## Exercise details
Give every line from the entries that contains "organizational".

Stored records:

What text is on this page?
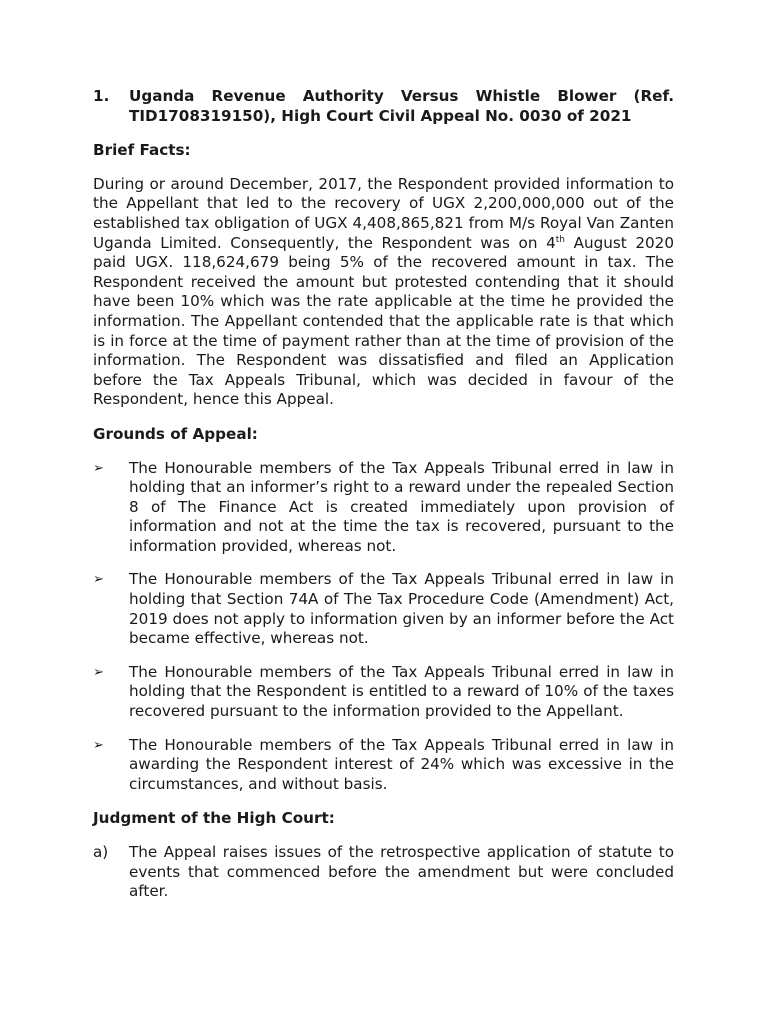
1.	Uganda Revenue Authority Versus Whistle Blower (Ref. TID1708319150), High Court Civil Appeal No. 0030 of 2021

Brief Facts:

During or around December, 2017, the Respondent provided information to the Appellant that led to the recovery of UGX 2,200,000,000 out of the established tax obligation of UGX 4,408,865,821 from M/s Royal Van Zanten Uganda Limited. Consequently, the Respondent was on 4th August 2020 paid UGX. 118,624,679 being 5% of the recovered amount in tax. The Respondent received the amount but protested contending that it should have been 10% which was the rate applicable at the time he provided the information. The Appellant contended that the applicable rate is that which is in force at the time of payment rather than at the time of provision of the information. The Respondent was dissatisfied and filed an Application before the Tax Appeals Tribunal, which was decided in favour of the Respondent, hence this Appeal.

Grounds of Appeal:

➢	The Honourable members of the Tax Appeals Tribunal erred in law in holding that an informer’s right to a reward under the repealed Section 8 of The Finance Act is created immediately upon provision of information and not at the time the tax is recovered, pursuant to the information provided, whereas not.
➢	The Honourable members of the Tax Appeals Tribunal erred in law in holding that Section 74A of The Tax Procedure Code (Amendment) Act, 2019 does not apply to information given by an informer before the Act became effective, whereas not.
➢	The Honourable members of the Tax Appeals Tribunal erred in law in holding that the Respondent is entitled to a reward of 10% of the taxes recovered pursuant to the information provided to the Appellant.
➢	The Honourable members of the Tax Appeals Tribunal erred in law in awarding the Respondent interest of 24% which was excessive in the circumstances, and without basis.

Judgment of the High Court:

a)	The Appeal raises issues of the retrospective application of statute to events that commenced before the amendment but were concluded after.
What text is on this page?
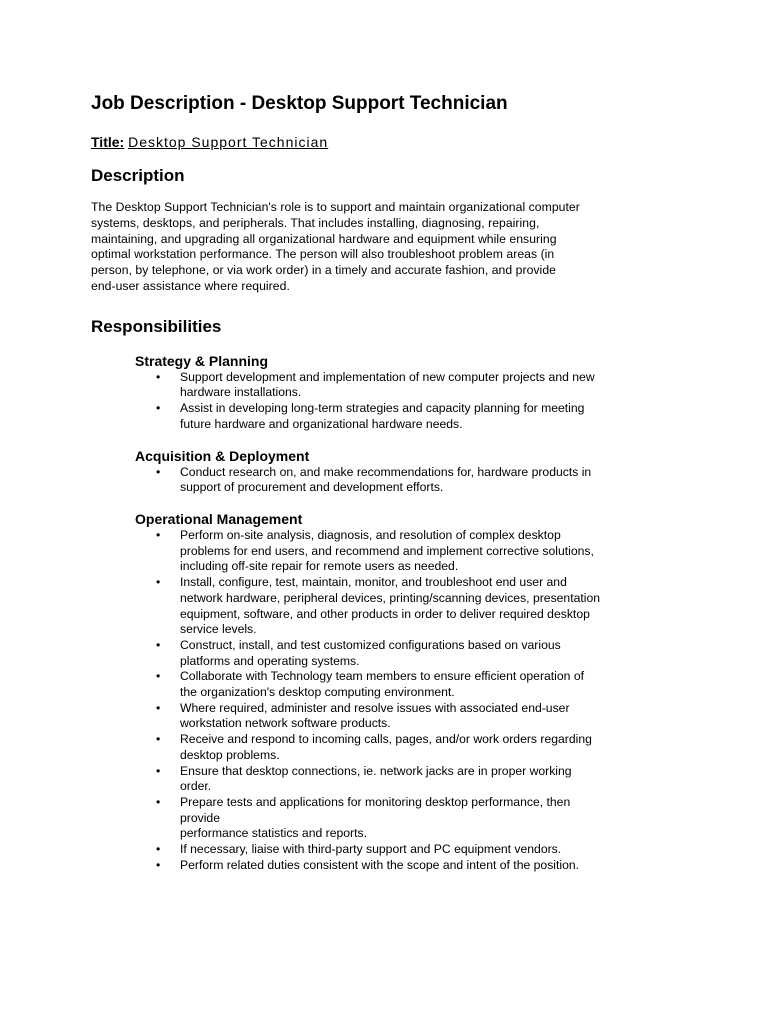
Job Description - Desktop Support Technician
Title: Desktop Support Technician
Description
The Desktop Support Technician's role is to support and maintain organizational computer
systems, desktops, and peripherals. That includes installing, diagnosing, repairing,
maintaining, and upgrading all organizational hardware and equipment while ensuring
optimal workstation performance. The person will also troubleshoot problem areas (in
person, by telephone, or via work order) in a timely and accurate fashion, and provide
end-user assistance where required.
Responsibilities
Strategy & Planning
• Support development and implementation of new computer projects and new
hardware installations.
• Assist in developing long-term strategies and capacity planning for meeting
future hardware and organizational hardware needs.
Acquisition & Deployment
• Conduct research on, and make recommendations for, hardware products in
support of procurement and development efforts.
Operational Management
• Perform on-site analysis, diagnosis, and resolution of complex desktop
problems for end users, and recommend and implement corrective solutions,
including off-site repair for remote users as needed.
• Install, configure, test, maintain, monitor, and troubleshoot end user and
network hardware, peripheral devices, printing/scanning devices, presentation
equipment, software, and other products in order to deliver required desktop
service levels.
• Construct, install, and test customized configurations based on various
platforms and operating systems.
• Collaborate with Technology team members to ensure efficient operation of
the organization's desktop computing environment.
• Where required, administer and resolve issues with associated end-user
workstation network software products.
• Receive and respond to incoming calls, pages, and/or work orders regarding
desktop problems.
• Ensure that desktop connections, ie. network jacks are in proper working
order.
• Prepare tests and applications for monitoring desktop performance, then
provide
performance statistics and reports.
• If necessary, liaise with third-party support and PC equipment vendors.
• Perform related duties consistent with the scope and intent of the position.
==
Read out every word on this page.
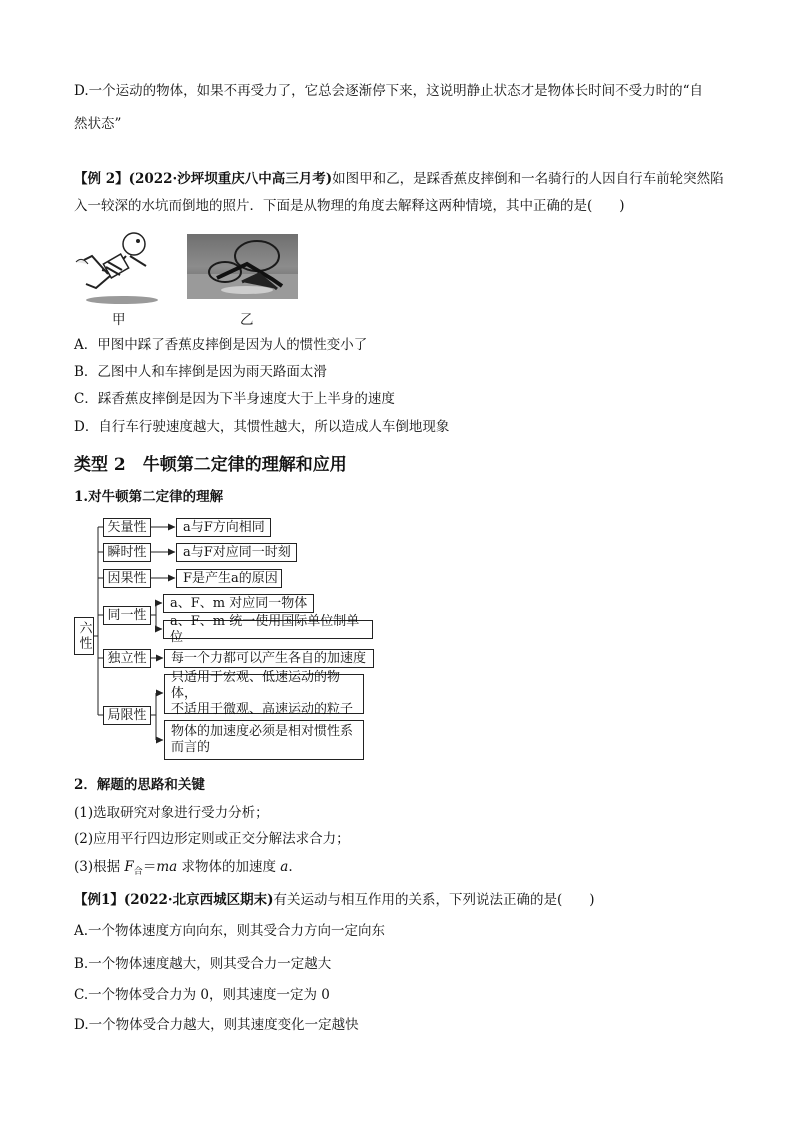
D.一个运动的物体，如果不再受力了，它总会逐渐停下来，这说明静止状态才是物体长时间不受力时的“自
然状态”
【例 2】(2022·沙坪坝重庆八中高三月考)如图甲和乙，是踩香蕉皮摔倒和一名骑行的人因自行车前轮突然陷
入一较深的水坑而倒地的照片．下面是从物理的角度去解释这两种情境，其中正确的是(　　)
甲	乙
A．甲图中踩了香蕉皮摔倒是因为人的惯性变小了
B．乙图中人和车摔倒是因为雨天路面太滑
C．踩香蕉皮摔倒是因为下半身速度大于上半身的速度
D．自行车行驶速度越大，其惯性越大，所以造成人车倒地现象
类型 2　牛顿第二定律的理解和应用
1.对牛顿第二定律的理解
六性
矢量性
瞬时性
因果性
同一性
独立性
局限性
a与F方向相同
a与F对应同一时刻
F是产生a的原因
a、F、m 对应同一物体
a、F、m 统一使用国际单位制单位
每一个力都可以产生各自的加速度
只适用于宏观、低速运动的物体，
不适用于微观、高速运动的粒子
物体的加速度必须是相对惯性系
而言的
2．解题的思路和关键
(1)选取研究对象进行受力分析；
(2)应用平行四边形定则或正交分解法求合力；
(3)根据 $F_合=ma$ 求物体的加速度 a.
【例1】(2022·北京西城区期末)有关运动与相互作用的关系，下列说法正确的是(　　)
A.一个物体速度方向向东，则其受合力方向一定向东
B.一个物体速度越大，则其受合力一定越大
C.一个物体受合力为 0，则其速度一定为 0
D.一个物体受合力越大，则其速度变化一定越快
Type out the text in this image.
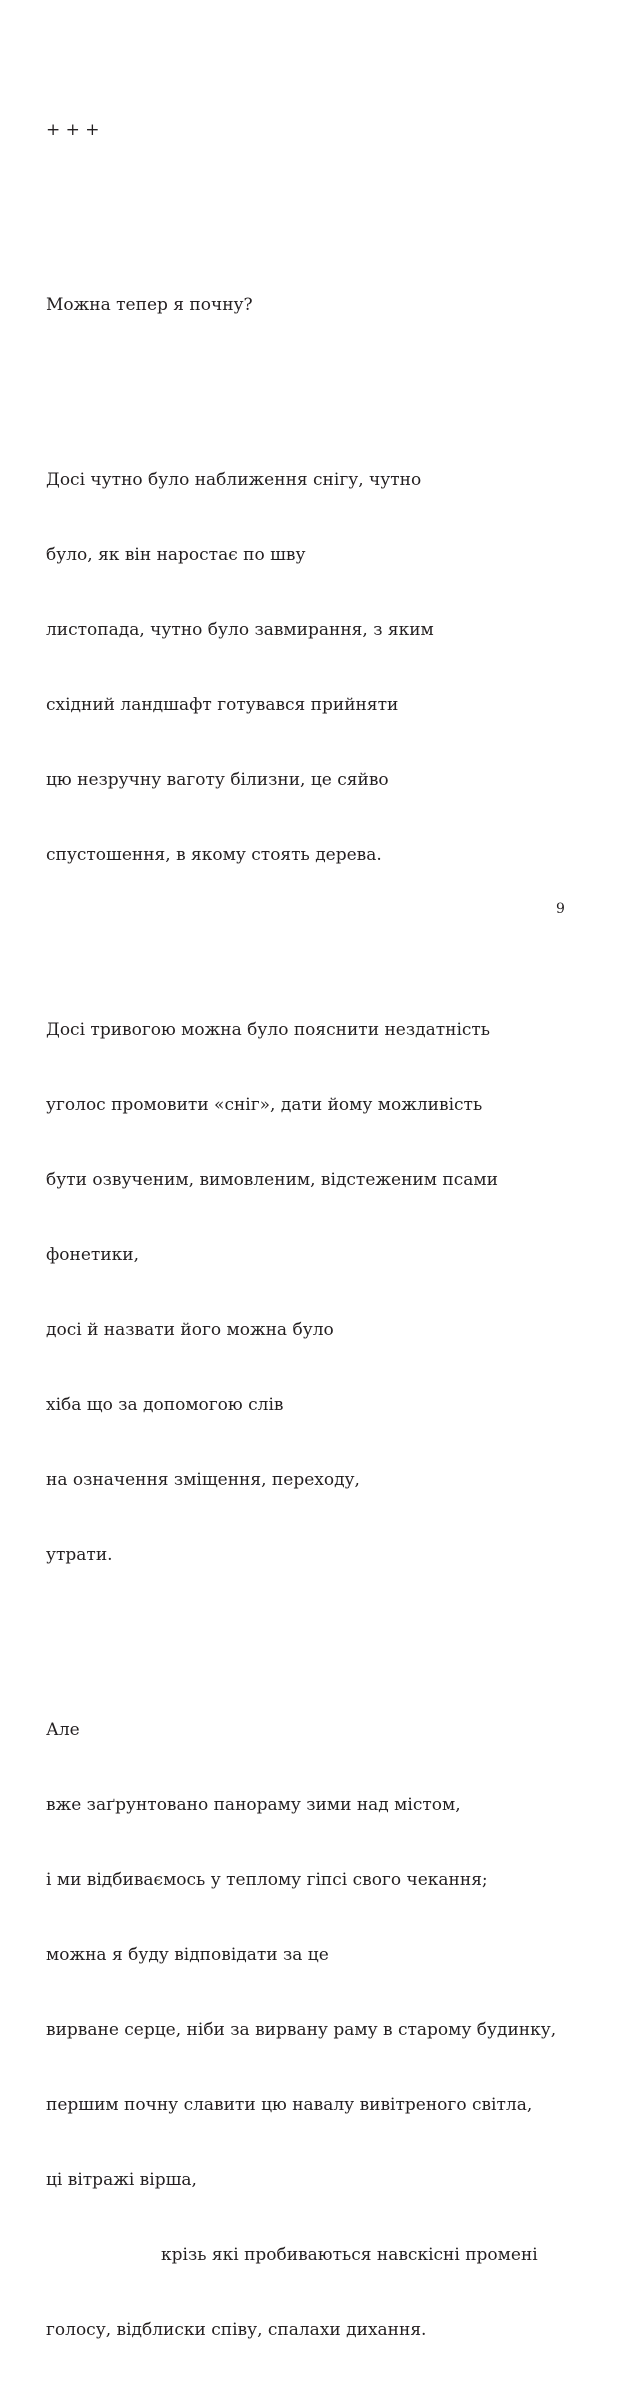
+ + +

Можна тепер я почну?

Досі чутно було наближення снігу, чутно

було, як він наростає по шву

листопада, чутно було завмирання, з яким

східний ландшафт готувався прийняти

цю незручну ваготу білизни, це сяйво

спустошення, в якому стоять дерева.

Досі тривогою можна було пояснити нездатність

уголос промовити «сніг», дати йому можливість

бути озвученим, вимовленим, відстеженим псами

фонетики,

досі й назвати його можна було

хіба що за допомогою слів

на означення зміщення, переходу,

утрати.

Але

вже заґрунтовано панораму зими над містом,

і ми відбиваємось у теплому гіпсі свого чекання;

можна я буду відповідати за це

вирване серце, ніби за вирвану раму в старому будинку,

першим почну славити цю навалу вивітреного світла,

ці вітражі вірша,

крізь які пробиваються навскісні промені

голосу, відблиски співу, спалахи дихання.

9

## Full response
The Desktop Support Technician's role is to support and maintain organizational computer
maintaining, and upgrading all organizational hardware and equipment while ensuring
future hardware and organizational hardware needs.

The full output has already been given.